> **Exercise**
Only the pictures should be left out; write out all other data exactly.
Source information below:
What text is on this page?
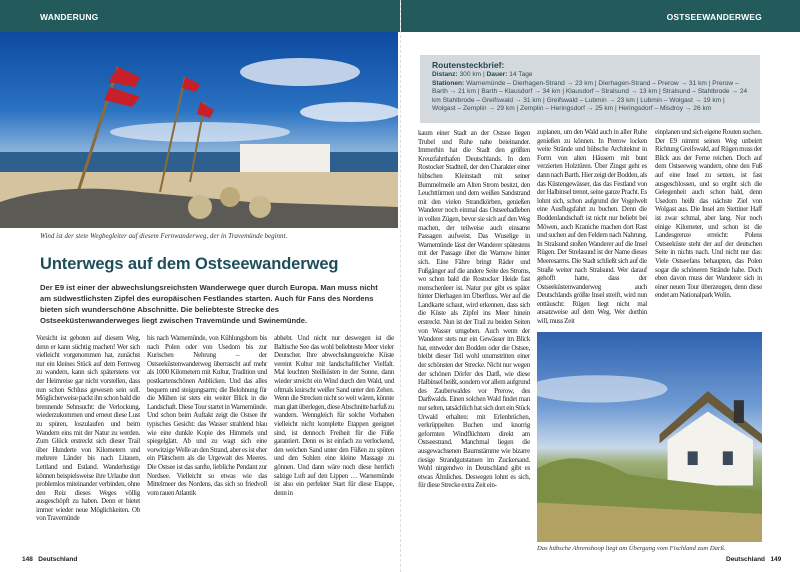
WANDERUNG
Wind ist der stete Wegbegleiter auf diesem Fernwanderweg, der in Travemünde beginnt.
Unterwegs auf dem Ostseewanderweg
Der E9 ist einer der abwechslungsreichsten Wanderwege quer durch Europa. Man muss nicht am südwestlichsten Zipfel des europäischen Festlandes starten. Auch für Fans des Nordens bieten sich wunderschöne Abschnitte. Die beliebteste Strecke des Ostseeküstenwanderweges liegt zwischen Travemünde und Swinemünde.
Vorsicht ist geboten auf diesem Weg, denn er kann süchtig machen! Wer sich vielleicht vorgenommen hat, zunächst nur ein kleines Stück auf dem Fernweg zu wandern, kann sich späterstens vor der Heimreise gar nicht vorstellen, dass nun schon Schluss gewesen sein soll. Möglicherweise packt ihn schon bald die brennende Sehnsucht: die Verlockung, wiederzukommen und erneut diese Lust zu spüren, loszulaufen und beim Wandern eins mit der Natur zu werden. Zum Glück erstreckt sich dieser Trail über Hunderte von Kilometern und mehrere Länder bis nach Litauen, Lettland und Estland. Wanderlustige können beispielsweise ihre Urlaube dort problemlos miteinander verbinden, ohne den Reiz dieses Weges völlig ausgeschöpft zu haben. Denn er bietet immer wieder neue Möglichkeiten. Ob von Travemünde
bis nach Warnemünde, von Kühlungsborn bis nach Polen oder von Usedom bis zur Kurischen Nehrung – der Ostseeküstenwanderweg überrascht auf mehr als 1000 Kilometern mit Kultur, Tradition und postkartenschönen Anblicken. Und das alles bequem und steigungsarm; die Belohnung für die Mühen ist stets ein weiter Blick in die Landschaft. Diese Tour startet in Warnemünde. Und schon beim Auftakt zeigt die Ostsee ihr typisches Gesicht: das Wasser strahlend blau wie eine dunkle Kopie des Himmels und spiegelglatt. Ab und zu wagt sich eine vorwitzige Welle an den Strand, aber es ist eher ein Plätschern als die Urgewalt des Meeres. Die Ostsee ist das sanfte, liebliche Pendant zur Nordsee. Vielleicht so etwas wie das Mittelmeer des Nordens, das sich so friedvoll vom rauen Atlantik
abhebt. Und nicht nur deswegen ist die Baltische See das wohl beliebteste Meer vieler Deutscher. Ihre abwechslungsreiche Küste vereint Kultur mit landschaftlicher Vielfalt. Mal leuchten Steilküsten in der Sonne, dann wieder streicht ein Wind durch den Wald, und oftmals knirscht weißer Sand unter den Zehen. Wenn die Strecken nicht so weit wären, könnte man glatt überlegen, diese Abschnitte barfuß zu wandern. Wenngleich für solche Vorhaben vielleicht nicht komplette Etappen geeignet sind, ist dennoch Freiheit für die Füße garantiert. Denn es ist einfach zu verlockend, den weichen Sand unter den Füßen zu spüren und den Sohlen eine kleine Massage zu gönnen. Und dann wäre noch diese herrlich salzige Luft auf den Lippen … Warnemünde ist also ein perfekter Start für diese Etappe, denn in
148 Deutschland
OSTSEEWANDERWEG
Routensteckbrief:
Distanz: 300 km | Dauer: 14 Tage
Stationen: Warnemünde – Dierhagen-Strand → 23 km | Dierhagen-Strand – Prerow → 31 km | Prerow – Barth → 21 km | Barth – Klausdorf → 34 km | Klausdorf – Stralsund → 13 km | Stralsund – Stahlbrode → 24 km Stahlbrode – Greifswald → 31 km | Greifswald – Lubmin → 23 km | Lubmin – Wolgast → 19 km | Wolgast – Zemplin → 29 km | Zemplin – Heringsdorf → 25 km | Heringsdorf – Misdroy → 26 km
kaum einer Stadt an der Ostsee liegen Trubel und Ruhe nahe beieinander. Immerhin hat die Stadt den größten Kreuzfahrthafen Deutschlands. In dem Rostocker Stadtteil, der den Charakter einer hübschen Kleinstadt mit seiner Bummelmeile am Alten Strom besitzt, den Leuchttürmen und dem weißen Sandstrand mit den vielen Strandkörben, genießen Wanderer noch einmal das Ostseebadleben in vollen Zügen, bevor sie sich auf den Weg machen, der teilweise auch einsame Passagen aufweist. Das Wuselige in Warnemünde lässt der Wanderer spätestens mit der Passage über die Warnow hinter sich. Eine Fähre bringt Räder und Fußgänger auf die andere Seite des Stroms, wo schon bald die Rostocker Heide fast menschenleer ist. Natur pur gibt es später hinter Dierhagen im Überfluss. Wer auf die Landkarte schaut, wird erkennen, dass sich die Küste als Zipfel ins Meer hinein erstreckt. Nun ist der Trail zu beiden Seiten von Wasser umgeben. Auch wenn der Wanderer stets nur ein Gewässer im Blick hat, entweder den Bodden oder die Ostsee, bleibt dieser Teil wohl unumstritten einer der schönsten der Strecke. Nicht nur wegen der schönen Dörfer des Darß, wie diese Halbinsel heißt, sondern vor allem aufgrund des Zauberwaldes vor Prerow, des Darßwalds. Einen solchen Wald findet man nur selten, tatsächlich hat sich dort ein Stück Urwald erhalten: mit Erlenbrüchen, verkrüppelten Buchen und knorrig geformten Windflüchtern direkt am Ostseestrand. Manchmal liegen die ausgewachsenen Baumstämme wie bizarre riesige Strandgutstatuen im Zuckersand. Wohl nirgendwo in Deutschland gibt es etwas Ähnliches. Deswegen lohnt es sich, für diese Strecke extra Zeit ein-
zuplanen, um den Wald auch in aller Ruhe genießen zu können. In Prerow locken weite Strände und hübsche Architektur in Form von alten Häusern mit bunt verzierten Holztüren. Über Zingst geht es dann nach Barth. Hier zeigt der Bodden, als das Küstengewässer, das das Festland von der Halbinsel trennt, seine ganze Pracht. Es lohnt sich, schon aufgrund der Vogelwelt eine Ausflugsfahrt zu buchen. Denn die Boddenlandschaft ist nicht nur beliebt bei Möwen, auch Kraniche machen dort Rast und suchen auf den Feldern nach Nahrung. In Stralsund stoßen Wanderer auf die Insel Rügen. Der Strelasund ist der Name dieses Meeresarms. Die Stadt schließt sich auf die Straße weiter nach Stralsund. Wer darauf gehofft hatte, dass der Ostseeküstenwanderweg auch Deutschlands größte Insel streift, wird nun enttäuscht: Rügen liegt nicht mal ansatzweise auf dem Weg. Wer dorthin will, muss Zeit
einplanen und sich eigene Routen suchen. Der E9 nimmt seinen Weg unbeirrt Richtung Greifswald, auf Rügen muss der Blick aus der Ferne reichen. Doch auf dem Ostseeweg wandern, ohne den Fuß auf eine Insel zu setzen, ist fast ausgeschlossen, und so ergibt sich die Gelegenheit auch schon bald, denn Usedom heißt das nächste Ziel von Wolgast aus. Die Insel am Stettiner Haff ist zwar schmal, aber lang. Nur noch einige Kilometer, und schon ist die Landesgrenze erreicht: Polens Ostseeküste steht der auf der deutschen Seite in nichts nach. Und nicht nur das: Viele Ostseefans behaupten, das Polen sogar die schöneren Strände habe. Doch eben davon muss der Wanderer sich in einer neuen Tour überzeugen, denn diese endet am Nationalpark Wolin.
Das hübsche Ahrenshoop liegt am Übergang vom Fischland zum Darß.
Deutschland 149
End of Source information.
> **Result for this exercise**
What text is on this page?
WANDERUNG
Wind ist der stete Wegbegleiter auf diesem Fernwanderweg, der in Travemünde beginnt.
Unterwegs auf dem Ostseewanderweg
Der E9 ist einer der abwechslungsreichsten Wanderwege quer durch Europa. Man muss nicht am südwestlichsten Zipfel des europäischen Festlandes starten. Auch für Fans des Nordens bieten sich wunderschöne Abschnitte. Die beliebteste Strecke des Ostseeküstenwanderweges liegt zwischen Travemünde und Swinemünde.
Vorsicht ist geboten auf diesem Weg, denn er kann süchtig machen! Wer sich vielleicht vorgenommen hat, zunächst nur ein kleines Stück auf dem Fernweg zu wandern, kann sich späterstens vor der Heimreise gar nicht vorstellen, dass nun schon Schluss gewesen sein soll. Möglicherweise packt ihn schon bald die brennende Sehnsucht: die Verlockung, wiederzukommen und erneut diese Lust zu spüren, loszulaufen und beim Wandern eins mit der Natur zu werden. Zum Glück erstreckt sich dieser Trail über Hunderte von Kilometern und mehrere Länder bis nach Litauen, Lettland und Estland. Wanderlustige können beispielsweise ihre Urlaube dort problemlos miteinander verbinden, ohne den Reiz dieses Weges völlig ausgeschöpft zu haben. Denn er bietet immer wieder neue Möglichkeiten. Ob von Travemünde
bis nach Warnemünde, von Kühlungsborn bis nach Polen oder von Usedom bis zur Kurischen Nehrung – der Ostseeküstenwanderweg überrascht auf mehr als 1000 Kilometern mit Kultur, Tradition und postkartenschönen Anblicken. Und das alles bequem und steigungsarm; die Belohnung für die Mühen ist stets ein weiter Blick in die Landschaft. Diese Tour startet in Warnemünde. Und schon beim Auftakt zeigt die Ostsee ihr typisches Gesicht: das Wasser strahlend blau wie eine dunkle Kopie des Himmels und spiegelglatt. Ab und zu wagt sich eine vorwitzige Welle an den Strand, aber es ist eher ein Plätschern als die Urgewalt des Meeres. Die Ostsee ist das sanfte, liebliche Pendant zur Nordsee. Vielleicht so etwas wie das Mittelmeer des Nordens, das sich so friedvoll vom rauen Atlantik
abhebt. Und nicht nur deswegen ist die Baltische See das wohl beliebteste Meer vieler Deutscher. Ihre abwechslungsreiche Küste vereint Kultur mit landschaftlicher Vielfalt. Mal leuchten Steilküsten in der Sonne, dann wieder streicht ein Wind durch den Wald, und oftmals knirscht weißer Sand unter den Zehen. Wenn die Strecken nicht so weit wären, könnte man glatt überlegen, diese Abschnitte barfuß zu wandern. Wenngleich für solche Vorhaben vielleicht nicht komplette Etappen geeignet sind, ist dennoch Freiheit für die Füße garantiert. Denn es ist einfach zu verlockend, den weichen Sand unter den Füßen zu spüren und den Sohlen eine kleine Massage zu gönnen. Und dann wäre noch diese herrlich salzige Luft auf den Lippen … Warnemünde ist also ein perfekter Start für diese Etappe, denn in
148 Deutschland
OSTSEEWANDERWEG
Routensteckbrief:
Distanz: 300 km | Dauer: 14 Tage
Stationen: Warnemünde – Dierhagen-Strand → 23 km | Dierhagen-Strand – Prerow → 31 km | Prerow – Barth → 21 km | Barth – Klausdorf → 34 km | Klausdorf – Stralsund → 13 km | Stralsund – Stahlbrode → 24 km Stahlbrode – Greifswald → 31 km | Greifswald – Lubmin → 23 km | Lubmin – Wolgast → 19 km | Wolgast – Zemplin → 29 km | Zemplin – Heringsdorf → 25 km | Heringsdorf – Misdroy → 26 km
kaum einer Stadt an der Ostsee liegen Trubel und Ruhe nahe beieinander. Immerhin hat die Stadt den größten Kreuzfahrthafen Deutschlands. In dem Rostocker Stadtteil, der den Charakter einer hübschen Kleinstadt mit seiner Bummelmeile am Alten Strom besitzt, den Leuchttürmen und dem weißen Sandstrand mit den vielen Strandkörben, genießen Wanderer noch einmal das Ostseebadleben in vollen Zügen, bevor sie sich auf den Weg machen, der teilweise auch einsame Passagen aufweist. Das Wuselige in Warnemünde lässt der Wanderer spätestens mit der Passage über die Warnow hinter sich. Eine Fähre bringt Räder und Fußgänger auf die andere Seite des Stroms, wo schon bald die Rostocker Heide fast menschenleer ist. Natur pur gibt es später hinter Dierhagen im Überfluss. Wer auf die Landkarte schaut, wird erkennen, dass sich die Küste als Zipfel ins Meer hinein erstreckt. Nun ist der Trail zu beiden Seiten von Wasser umgeben. Auch wenn der Wanderer stets nur ein Gewässer im Blick hat, entweder den Bodden oder die Ostsee, bleibt dieser Teil wohl unumstritten einer der schönsten der Strecke. Nicht nur wegen der schönen Dörfer des Darß, wie diese Halbinsel heißt, sondern vor allem aufgrund des Zauberwaldes vor Prerow, des Darßwalds. Einen solchen Wald findet man nur selten, tatsächlich hat sich dort ein Stück Urwald erhalten: mit Erlenbrüchen, verkrüppelten Buchen und knorrig geformten Windflüchtern direkt am Ostseestrand. Manchmal liegen die ausgewachsenen Baumstämme wie bizarre riesige Strandgutstatuen im Zuckersand. Wohl nirgendwo in Deutschland gibt es etwas Ähnliches. Deswegen lohnt es sich, für diese Strecke extra Zeit ein-
zuplanen, um den Wald auch in aller Ruhe genießen zu können. In Prerow locken weite Strände und hübsche Architektur in Form von alten Häusern mit bunt verzierten Holztüren. Über Zingst geht es dann nach Barth. Hier zeigt der Bodden, als das Küstengewässer, das das Festland von der Halbinsel trennt, seine ganze Pracht. Es lohnt sich, schon aufgrund der Vogelwelt eine Ausflugsfahrt zu buchen. Denn die Boddenlandschaft ist nicht nur beliebt bei Möwen, auch Kraniche machen dort Rast und suchen auf den Feldern nach Nahrung. In Stralsund stoßen Wanderer auf die Insel Rügen. Der Strelasund ist der Name dieses Meeresarms. Die Stadt schließt sich auf die Straße weiter nach Stralsund. Wer darauf gehofft hatte, dass der Ostseeküstenwanderweg auch Deutschlands größte Insel streift, wird nun enttäuscht: Rügen liegt nicht mal ansatzweise auf dem Weg. Wer dorthin will, muss Zeit
einplanen und sich eigene Routen suchen. Der E9 nimmt seinen Weg unbeirrt Richtung Greifswald, auf Rügen muss der Blick aus der Ferne reichen. Doch auf dem Ostseeweg wandern, ohne den Fuß auf eine Insel zu setzen, ist fast ausgeschlossen, und so ergibt sich die Gelegenheit auch schon bald, denn Usedom heißt das nächste Ziel von Wolgast aus. Die Insel am Stettiner Haff ist zwar schmal, aber lang. Nur noch einige Kilometer, und schon ist die Landesgrenze erreicht: Polens Ostseeküste steht der auf der deutschen Seite in nichts nach. Und nicht nur das: Viele Ostseefans behaupten, das Polen sogar die schöneren Strände habe. Doch eben davon muss der Wanderer sich in einer neuen Tour überzeugen, denn diese endet am Nationalpark Wolin.
Das hübsche Ahrenshoop liegt am Übergang vom Fischland zum Darß.
Deutschland 149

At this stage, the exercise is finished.